[Dataset entries]
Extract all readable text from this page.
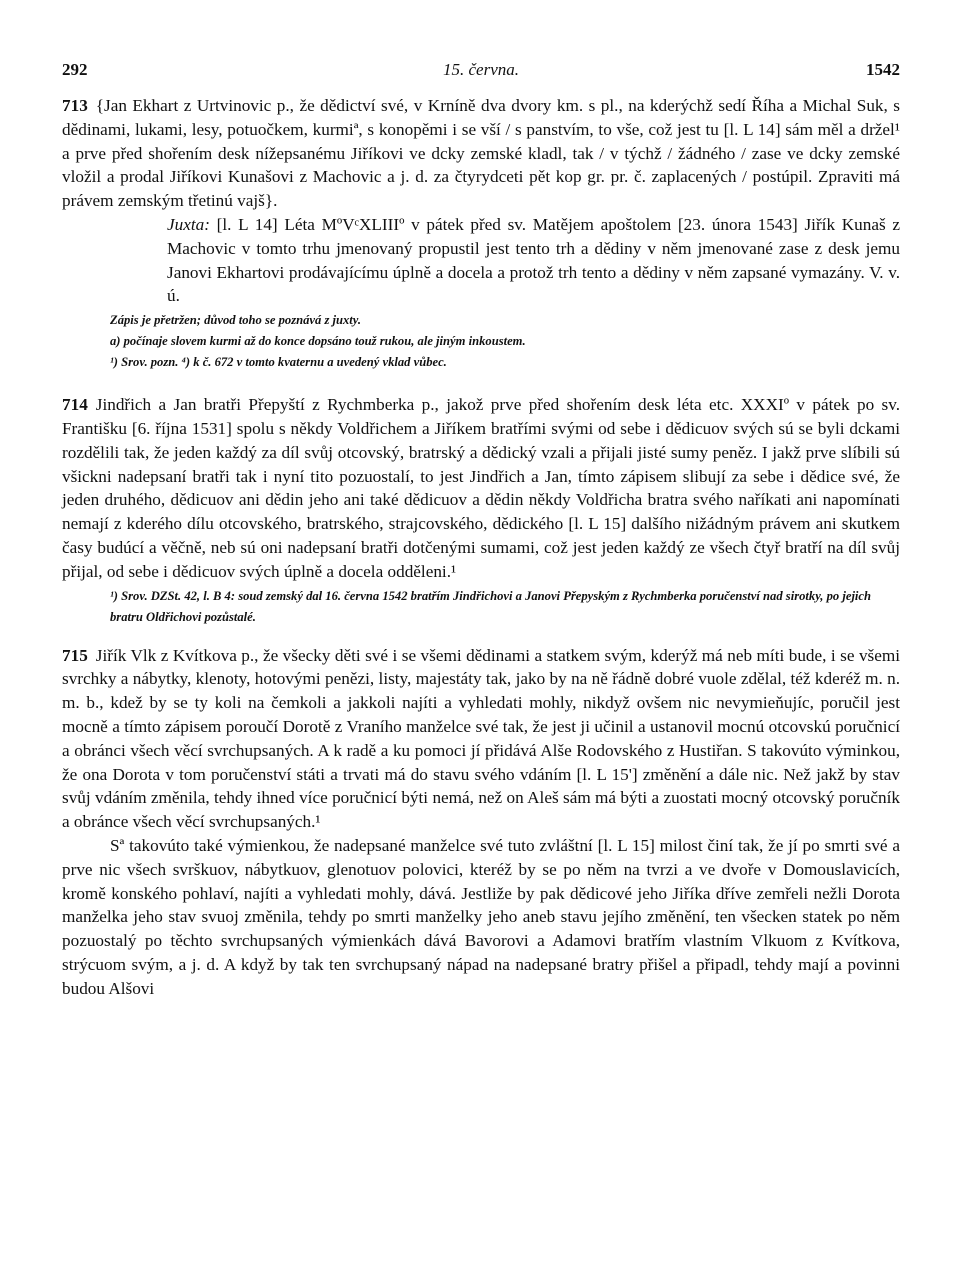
292	15. června.	1542

713 {Jan Ekhart z Urtvinovic p., že dědictví své, v Krníně dva dvory km. s pl., na kderýchž sedí Říha a Michal Suk, s dědinami, lukami, lesy, potuočkem, kurmiª, s konopěmi i se vší / s panstvím, to vše, což jest tu [l. L 14] sám měl a držel¹ a prve před shořením desk nížepsanému Jiříkovi ve dcky zemské kladl, tak / v týchž / žádného / zase ve dcky zemské vložil a prodal Jiříkovi Kunašovi z Machovic a j. d. za čtyrydceti pět kop gr. pr. č. zaplacených / postúpil. Zpraviti má právem zemským třetinú vajš}.

Juxta: [l. L 14] Léta MºVᶜXLIIIº v pátek před sv. Matějem apoštolem [23. února 1543] Jiřík Kunaš z Machovic v tomto trhu jmenovaný propustil jest tento trh a dědiny v něm jmenované zase z desk jemu Janovi Ekhartovi prodávajícímu úplně a docela a protož trh tento a dědiny v něm zapsané vymazány. V. v. ú.

Zápis je přetržen; důvod toho se poznává z juxty.

a) počínaje slovem kurmi až do konce dopsáno touž rukou, ale jiným inkoustem.

¹) Srov. pozn. ⁴) k č. 672 v tomto kvaternu a uvedený vklad vůbec.

714 Jindřich a Jan bratři Přepyští z Rychmberka p., jakož prve před shořením desk léta etc. XXXIº v pátek po sv. Františku [6. října 1531] spolu s někdy Voldřichem a Jiříkem bratřími svými od sebe i dědicuov svých sú se byli dckami rozdělili tak, že jeden každý za díl svůj otcovský, bratrský a dědický vzali a přijali jisté sumy peněz. I jakž prve slíbili sú všickni nadepsaní bratři tak i nyní tito pozuostalí, to jest Jindřich a Jan, tímto zápisem slibují za sebe i dědice své, že jeden druhého, dědicuov ani dědin jeho ani také dědicuov a dědin někdy Voldřicha bratra svého naříkati ani napomínati nemají z kderého dílu otcovského, bratrského, strajcovského, dědického [l. L 15] dalšího nižádným právem ani skutkem časy budúcí a věčně, neb sú oni nadepsaní bratři dotčenými sumami, což jest jeden každý ze všech čtyř bratří na díl svůj přijal, od sebe i dědicuov svých úplně a docela odděleni.¹

¹) Srov. DZSt. 42, l. B 4: soud zemský dal 16. června 1542 bratřím Jindřichovi a Janovi Přepyským z Rychmberka poručenství nad sirotky, po jejich bratru Oldřichovi pozůstalé.

715 Jiřík Vlk z Kvítkova p., že všecky děti své i se všemi dědinami a statkem svým, kderýž má neb míti bude, i se všemi svrchky a nábytky, klenoty, hotovými penězi, listy, majestáty tak, jako by na ně řádně dobré vuole zdělal, též kderéž m. n. m. b., kdež by se ty koli na čemkoli a jakkoli najíti a vyhledati mohly, nikdyž ovšem nic nevymieňujíc, poručil jest mocně a tímto zápisem poroučí Dorotě z Vraního manželce své tak, že jest ji učinil a ustanovil mocnú otcovskú poručnicí a obránci všech věcí svrchupsaných. A k radě a ku pomoci jí přidává Alše Rodovského z Hustiřan. S takovúto výminkou, že ona Dorota v tom poručenství státi a trvati má do stavu svého vdáním [l. L 15'] změnění a dále nic. Než jakž by stav svůj vdáním změnila, tehdy ihned více poručnicí býti nemá, než on Aleš sám má býti a zuostati mocný otcovský poručník a obránce všech věcí svrchupsaných.¹

Sª takovúto také výmienkou, že nadepsané manželce své tuto zvláštní [l. L 15] milost činí tak, že jí po smrti své a prve nic všech svrškuov, nábytkuov, glenotuov polovici, kteréž by se po něm na tvrzi a ve dvoře v Domouslavicích, kromě konského pohlaví, najíti a vyhledati mohly, dává. Jestliže by pak dědicové jeho Jiříka dříve zemřeli nežli Dorota manželka jeho stav svuoj změnila, tehdy po smrti manželky jeho aneb stavu jejího změnění, ten všecken statek po něm pozuostalý po těchto svrchupsaných výmienkách dává Bavorovi a Adamovi bratřím vlastním Vlkuom z Kvítkova, strýcuom svým, a j. d. A když by tak ten svrchupsaný nápad na nadepsané bratry přišel a připadl, tehdy mají a povinni budou Alšovi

WHAT THIS TASK INVOLVES:
Repeat the material above word for word, please, apart from its images.

WRITTEN REPLY:
Extract all readable text from this page.
292	15. června.	1542

713 {Jan Ekhart z Urtvinovic p., že dědictví své, v Krníně dva dvory km. s pl., na kderýchž sedí Říha a Michal Suk, s dědinami, lukami, lesy, potuočkem, kurmiª, s konopěmi i se vší / s panstvím, to vše, což jest tu [l. L 14] sám měl a držel¹ a prve před shořením desk nížepsanému Jiříkovi ve dcky zemské kladl, tak / v týchž / žádného / zase ve dcky zemské vložil a prodal Jiříkovi Kunašovi z Machovic a j. d. za čtyrydceti pět kop gr. pr. č. zaplacených / postúpil. Zpraviti má právem zemským třetinú vajš}.

Juxta: [l. L 14] Léta MºVᶜXLIIIº v pátek před sv. Matějem apoštolem [23. února 1543] Jiřík Kunaš z Machovic v tomto trhu jmenovaný propustil jest tento trh a dědiny v něm jmenované zase z desk jemu Janovi Ekhartovi prodávajícímu úplně a docela a protož trh tento a dědiny v něm zapsané vymazány. V. v. ú.

Zápis je přetržen; důvod toho se poznává z juxty.

a) počínaje slovem kurmi až do konce dopsáno touž rukou, ale jiným inkoustem.

¹) Srov. pozn. ⁴) k č. 672 v tomto kvaternu a uvedený vklad vůbec.

714 Jindřich a Jan bratři Přepyští z Rychmberka p., jakož prve před shořením desk léta etc. XXXIº v pátek po sv. Františku [6. října 1531] spolu s někdy Voldřichem a Jiříkem bratřími svými od sebe i dědicuov svých sú se byli dckami rozdělili tak, že jeden každý za díl svůj otcovský, bratrský a dědický vzali a přijali jisté sumy peněz. I jakž prve slíbili sú všickni nadepsaní bratři tak i nyní tito pozuostalí, to jest Jindřich a Jan, tímto zápisem slibují za sebe i dědice své, že jeden druhého, dědicuov ani dědin jeho ani také dědicuov a dědin někdy Voldřicha bratra svého naříkati ani napomínati nemají z kderého dílu otcovského, bratrského, strajcovského, dědického [l. L 15] dalšího nižádným právem ani skutkem časy budúcí a věčně, neb sú oni nadepsaní bratři dotčenými sumami, což jest jeden každý ze všech čtyř bratří na díl svůj přijal, od sebe i dědicuov svých úplně a docela odděleni.¹

¹) Srov. DZSt. 42, l. B 4: soud zemský dal 16. června 1542 bratřím Jindřichovi a Janovi Přepyským z Rychmberka poručenství nad sirotky, po jejich bratru Oldřichovi pozůstalé.

715 Jiřík Vlk z Kvítkova p., že všecky děti své i se všemi dědinami a statkem svým, kderýž má neb míti bude, i se všemi svrchky a nábytky, klenoty, hotovými penězi, listy, majestáty tak, jako by na ně řádně dobré vuole zdělal, též kderéž m. n. m. b., kdež by se ty koli na čemkoli a jakkoli najíti a vyhledati mohly, nikdyž ovšem nic nevymieňujíc, poručil jest mocně a tímto zápisem poroučí Dorotě z Vraního manželce své tak, že jest ji učinil a ustanovil mocnú otcovskú poručnicí a obránci všech věcí svrchupsaných. A k radě a ku pomoci jí přidává Alše Rodovského z Hustiřan. S takovúto výminkou, že ona Dorota v tom poručenství státi a trvati má do stavu svého vdáním [l. L 15'] změnění a dále nic. Než jakž by stav svůj vdáním změnila, tehdy ihned více poručnicí býti nemá, než on Aleš sám má býti a zuostati mocný otcovský poručník a obránce všech věcí svrchupsaných.¹

Sª takovúto také výmienkou, že nadepsané manželce své tuto zvláštní [l. L 15] milost činí tak, že jí po smrti své a prve nic všech svrškuov, nábytkuov, glenotuov polovici, kteréž by se po něm na tvrzi a ve dvoře v Domouslavicích, kromě konského pohlaví, najíti a vyhledati mohly, dává. Jestliže by pak dědicové jeho Jiříka dříve zemřeli nežli Dorota manželka jeho stav svuoj změnila, tehdy po smrti manželky jeho aneb stavu jejího změnění, ten všecken statek po něm pozuostalý po těchto svrchupsaných výmienkách dává Bavorovi a Adamovi bratřím vlastním Vlkuom z Kvítkova, strýcuom svým, a j. d. A když by tak ten svrchupsaný nápad na nadepsané bratry přišel a připadl, tehdy mají a povinni budou Alšovi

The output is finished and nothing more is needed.